→ **The problem**: Leave out the pictures; transcribe all else exactly.

→ **Data for processing**:
########################################

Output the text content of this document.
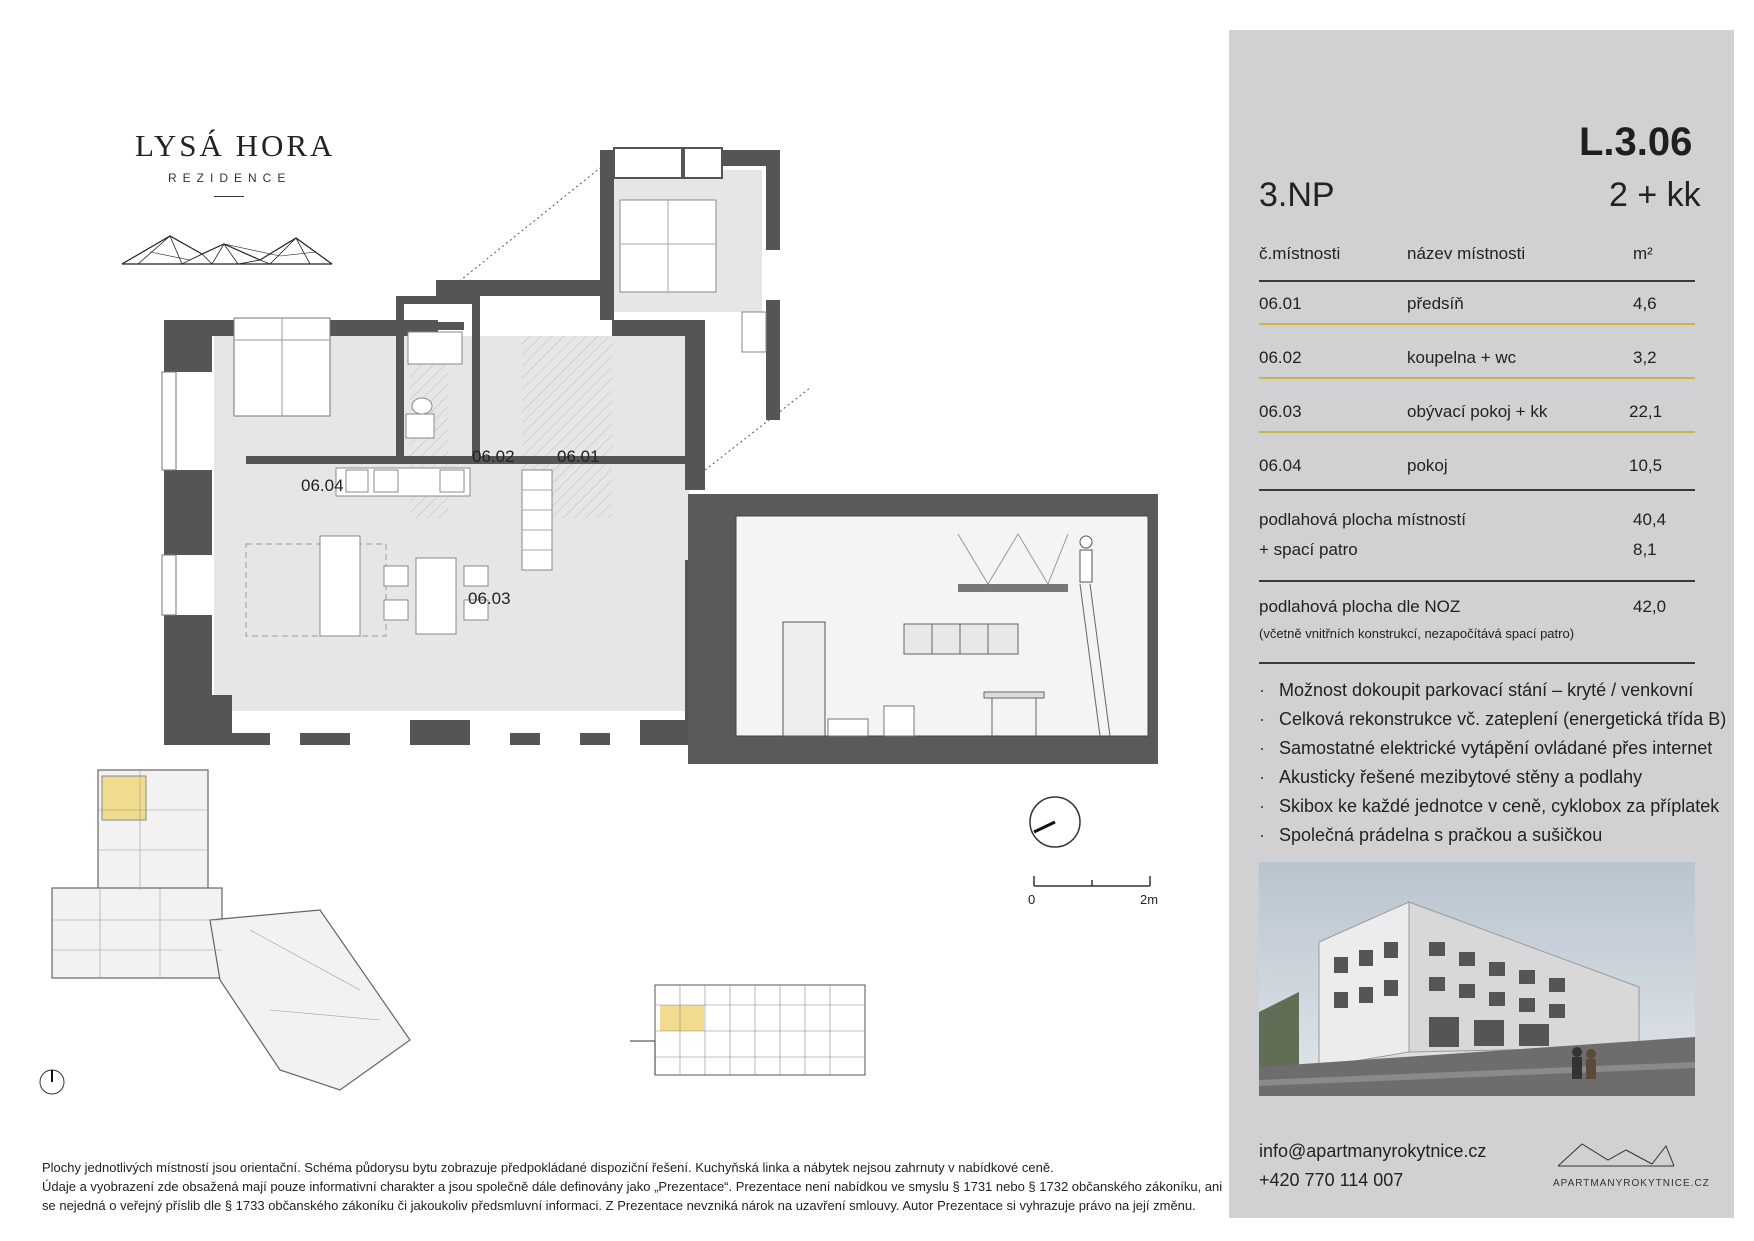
LYSÁ HORA
REZIDENCE
06.04
06.02 06.01
06.03
0	2m
Plochy jednotlivých místností jsou orientační. Schéma půdorysu bytu zobrazuje předpokládané dispoziční řešení. Kuchyňská linka a nábytek nejsou zahrnuty v nabídkové ceně.
Údaje a vyobrazení zde obsažená mají pouze informativní charakter a jsou společně dále definovány jako „Prezentace“. Prezentace není nabídkou ve smyslu § 1731 nebo § 1732 občanského zákoníku, ani
se nejedná o veřejný příslib dle § 1733 občanského zákoníku či jakoukoliv předsmluvní informaci. Z Prezentace nevzniká nárok na uzavření smlouvy. Autor Prezentace si vyhrazuje právo na její změnu.
L.3.06
3.NP	2 + kk
č.místnosti	název místnosti	m²
06.01	předsíň	4,6
06.02	koupelna + wc	3,2
06.03	obývací pokoj + kk	22,1
06.04	pokoj	10,5
podlahová plocha místností	40,4
+ spací patro	8,1
podlahová plocha dle NOZ	42,0
(včetně vnitřních konstrukcí, nezapočítává spací patro)
· Možnost dokoupit parkovací stání – kryté / venkovní
· Celková rekonstrukce vč. zateplení (energetická třída B)
· Samostatné elektrické vytápění ovládané přes internet
· Akusticky řešené mezibytové stěny a podlahy
· Skibox ke každé jednotce v ceně, cyklobox za příplatek
· Společná prádelna s pračkou a sušičkou
info@apartmanyrokytnice.cz
+420 770 114 007	APARTMANYROKYTNICE.CZ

########################################

→ **Written solution**:
Output the text content of this document.
LYSÁ HORA
REZIDENCE
06.04
06.02 06.01
06.03
0	2m
Plochy jednotlivých místností jsou orientační. Schéma půdorysu bytu zobrazuje předpokládané dispoziční řešení. Kuchyňská linka a nábytek nejsou zahrnuty v nabídkové ceně.
Údaje a vyobrazení zde obsažená mají pouze informativní charakter a jsou společně dále definovány jako „Prezentace“. Prezentace není nabídkou ve smyslu § 1731 nebo § 1732 občanského zákoníku, ani
se nejedná o veřejný příslib dle § 1733 občanského zákoníku či jakoukoliv předsmluvní informaci. Z Prezentace nevzniká nárok na uzavření smlouvy. Autor Prezentace si vyhrazuje právo na její změnu.
L.3.06
3.NP	2 + kk
č.místnosti	název místnosti	m²
06.01	předsíň	4,6
06.02	koupelna + wc	3,2
06.03	obývací pokoj + kk	22,1
06.04	pokoj	10,5
podlahová plocha místností	40,4
+ spací patro	8,1
podlahová plocha dle NOZ	42,0
(včetně vnitřních konstrukcí, nezapočítává spací patro)
· Možnost dokoupit parkovací stání – kryté / venkovní
· Celková rekonstrukce vč. zateplení (energetická třída B)
· Samostatné elektrické vytápění ovládané přes internet
· Akusticky řešené mezibytové stěny a podlahy
· Skibox ke každé jednotce v ceně, cyklobox za příplatek
· Společná prádelna s pračkou a sušičkou
info@apartmanyrokytnice.cz
+420 770 114 007	APARTMANYROKYTNICE.CZ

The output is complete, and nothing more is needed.